* [TAREAS REQUERIDAS]:
a) En el fragmento sobre arte local, explica en una a tres oraciones por qué se señala a las artes visuales al proponer "contraer el concepto de arte" hacia prácticas con un arraigo más local y colectivo.
b) Prolonga el fragmento sobre arte local a partir de su última oración.

* [FRAGMENTO DEL DOCUMENTO]:
-*-

Escollos y potencias de lo local
Hay que procurar contraer el concepto de arte (como una alternativa y/o una estrategia) hacia unas representaciones y prácticas con un arraigo más local y colectivo. Sobre todo en las artes visuales cuyos proyectos suelen ser tan conceptuales y/o herméticos que su público casi que se reduce al de los propios artistas (familiares, amigues, investigadores, críticos y curadores) Respecto al caso de los festivales de poesía o ferias del libro, mejor sería descentrar la producción y la promoción, y reunir las editoriales emergentes en nuevos eventos que visibilicen los autores locales; no esperar solo un espacio en las grandes ferias del libro. Es probable que, semejante al cine, la industria editorial se haya concentrado especialmente en supermercados de cadena y centros comerciales, reduciendo su impacto en los diferentes públicos. Con todo, es lícito sospechar que esa concentración y ventaja de las industrias culturales, más las rigurosas medidas y requisitos en torno a los derechos de autor, hayan desestimulado la emergencia de nuevos proyectos editoriales, librerías, y en el caso del sector audiovisual, productoras y espacios alternativos de exhibición.

-*-

* [REGISTROS DE DATOS]:
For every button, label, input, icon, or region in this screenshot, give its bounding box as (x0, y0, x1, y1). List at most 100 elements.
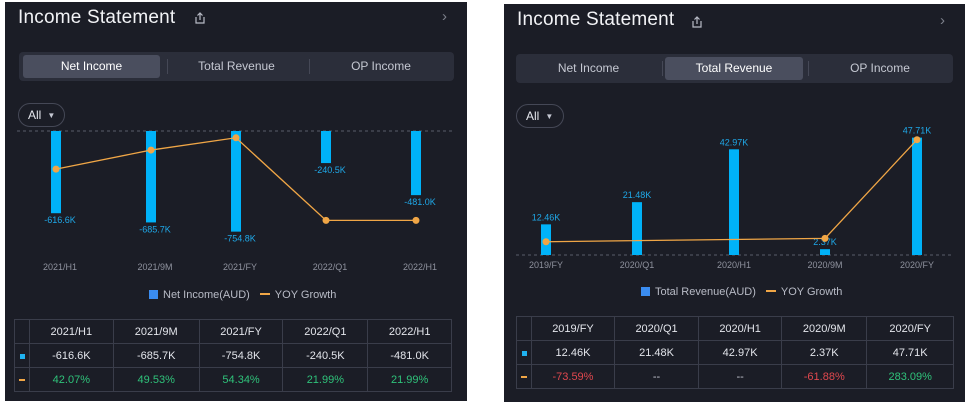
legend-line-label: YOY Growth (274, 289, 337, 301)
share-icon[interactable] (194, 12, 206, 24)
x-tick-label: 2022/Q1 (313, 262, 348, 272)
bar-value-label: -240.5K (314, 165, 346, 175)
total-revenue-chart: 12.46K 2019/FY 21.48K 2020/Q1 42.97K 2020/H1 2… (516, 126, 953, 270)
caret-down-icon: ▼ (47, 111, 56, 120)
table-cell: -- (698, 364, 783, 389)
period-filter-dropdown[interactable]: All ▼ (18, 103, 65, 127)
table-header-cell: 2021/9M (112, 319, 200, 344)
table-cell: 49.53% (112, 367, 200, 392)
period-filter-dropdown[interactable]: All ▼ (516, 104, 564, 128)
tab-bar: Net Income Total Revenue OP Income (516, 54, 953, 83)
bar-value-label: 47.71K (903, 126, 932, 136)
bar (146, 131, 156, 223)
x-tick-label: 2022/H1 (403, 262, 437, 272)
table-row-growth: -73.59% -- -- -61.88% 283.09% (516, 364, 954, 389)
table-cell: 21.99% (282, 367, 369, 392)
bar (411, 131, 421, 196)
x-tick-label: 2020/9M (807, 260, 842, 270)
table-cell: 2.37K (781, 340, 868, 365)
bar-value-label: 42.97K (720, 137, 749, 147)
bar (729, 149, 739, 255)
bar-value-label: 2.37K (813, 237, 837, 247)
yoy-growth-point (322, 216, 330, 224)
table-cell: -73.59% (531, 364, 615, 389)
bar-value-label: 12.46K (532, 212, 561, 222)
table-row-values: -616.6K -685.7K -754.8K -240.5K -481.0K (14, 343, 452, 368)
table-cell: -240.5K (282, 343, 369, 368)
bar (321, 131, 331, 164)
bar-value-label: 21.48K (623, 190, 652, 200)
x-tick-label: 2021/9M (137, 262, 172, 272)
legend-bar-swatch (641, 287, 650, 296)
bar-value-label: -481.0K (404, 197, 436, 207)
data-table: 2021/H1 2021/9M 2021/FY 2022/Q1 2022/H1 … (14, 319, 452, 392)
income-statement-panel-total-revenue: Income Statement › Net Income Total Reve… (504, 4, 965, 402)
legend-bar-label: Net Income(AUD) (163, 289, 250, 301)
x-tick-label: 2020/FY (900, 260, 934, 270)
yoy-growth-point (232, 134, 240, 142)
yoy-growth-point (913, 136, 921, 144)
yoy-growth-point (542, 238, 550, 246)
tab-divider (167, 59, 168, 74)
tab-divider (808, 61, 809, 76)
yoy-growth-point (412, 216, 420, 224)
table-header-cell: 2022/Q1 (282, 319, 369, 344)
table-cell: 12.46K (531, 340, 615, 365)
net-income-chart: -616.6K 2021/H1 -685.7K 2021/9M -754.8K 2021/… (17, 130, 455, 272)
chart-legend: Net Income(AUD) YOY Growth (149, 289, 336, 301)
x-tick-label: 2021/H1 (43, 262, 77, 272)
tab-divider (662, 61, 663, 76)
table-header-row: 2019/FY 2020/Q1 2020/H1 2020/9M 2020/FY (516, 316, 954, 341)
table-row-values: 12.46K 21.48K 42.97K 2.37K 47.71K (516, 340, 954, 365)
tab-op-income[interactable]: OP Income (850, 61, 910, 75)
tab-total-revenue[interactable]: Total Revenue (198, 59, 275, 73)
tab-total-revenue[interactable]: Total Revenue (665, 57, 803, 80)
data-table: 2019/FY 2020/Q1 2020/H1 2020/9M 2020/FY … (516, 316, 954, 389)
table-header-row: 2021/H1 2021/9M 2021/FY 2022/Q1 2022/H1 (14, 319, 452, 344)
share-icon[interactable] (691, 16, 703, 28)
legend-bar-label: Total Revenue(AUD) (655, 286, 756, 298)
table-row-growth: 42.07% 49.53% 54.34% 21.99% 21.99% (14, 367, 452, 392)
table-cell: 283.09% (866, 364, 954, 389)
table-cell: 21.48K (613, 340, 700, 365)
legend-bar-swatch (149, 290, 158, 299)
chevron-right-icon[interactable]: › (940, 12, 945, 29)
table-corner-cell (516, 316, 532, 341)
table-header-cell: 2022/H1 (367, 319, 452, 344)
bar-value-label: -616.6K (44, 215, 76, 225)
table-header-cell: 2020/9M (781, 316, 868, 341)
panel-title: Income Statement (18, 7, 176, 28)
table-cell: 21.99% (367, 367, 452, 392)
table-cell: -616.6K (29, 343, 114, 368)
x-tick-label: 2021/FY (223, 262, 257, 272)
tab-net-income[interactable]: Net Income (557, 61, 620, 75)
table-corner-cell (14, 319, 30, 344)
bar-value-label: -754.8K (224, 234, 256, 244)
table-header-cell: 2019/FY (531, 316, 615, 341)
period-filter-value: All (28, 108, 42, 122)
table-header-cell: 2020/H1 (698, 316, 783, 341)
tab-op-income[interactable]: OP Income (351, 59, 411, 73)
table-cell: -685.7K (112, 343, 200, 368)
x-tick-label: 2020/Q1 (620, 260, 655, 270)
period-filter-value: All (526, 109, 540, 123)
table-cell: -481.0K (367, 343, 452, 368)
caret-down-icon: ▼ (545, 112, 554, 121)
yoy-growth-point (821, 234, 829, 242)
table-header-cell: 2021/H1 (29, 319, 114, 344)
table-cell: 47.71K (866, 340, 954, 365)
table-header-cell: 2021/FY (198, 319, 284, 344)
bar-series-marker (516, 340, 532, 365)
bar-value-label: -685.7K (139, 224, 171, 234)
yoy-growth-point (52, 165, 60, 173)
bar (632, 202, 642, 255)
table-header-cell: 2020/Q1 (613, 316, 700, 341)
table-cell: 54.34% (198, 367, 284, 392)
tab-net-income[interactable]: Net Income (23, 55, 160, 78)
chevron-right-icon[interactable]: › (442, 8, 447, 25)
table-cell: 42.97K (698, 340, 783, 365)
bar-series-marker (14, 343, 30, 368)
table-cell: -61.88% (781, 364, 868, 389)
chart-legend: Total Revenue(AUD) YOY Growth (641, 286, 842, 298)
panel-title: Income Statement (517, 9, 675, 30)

-*-

* [RESULTADOS]:
a) Porque en las artes visuales los proyectos suelen ser tan conceptuales o herméticos que su público casi se reduce al de los propios artistas: familiares, amistades, investigadores, críticos y curadores.

b)
La música, por su lado, es quizá la expresión artística que suele tener más arraigo en los territorios, y mejor relación con su público, casos como los festivales de rock o de electrónica lo confirman, y ni qué decir de los festivales de música folclórica y popular como Mono Núñez en Ginebra Valle, o el del Pasillo en Aguadas Caldas, que dan predominio a los autores locales, y no se gastan extravagantes sumas de dinero (como lo hacen en la Feria de Cali o la Feria de Manizales, aunque también en los festivales de rock) contratando los artistas de moda o internacionales. El caso del Petronio Álvarez es muy especial porque no solo es de base popular sino que ha dinamizado toda una plataforma de promoción de l-s artistas, de empleo y emprendimiento en torno a la cultura del pacífico colombiano, y ha logrado lo que seguramente era una de la metas de cualquier clúster, lanzar empresas o grupos que se insertaran en la industria musical como ha sido el caso de Chocquibtown y Herencia de Timbiqui.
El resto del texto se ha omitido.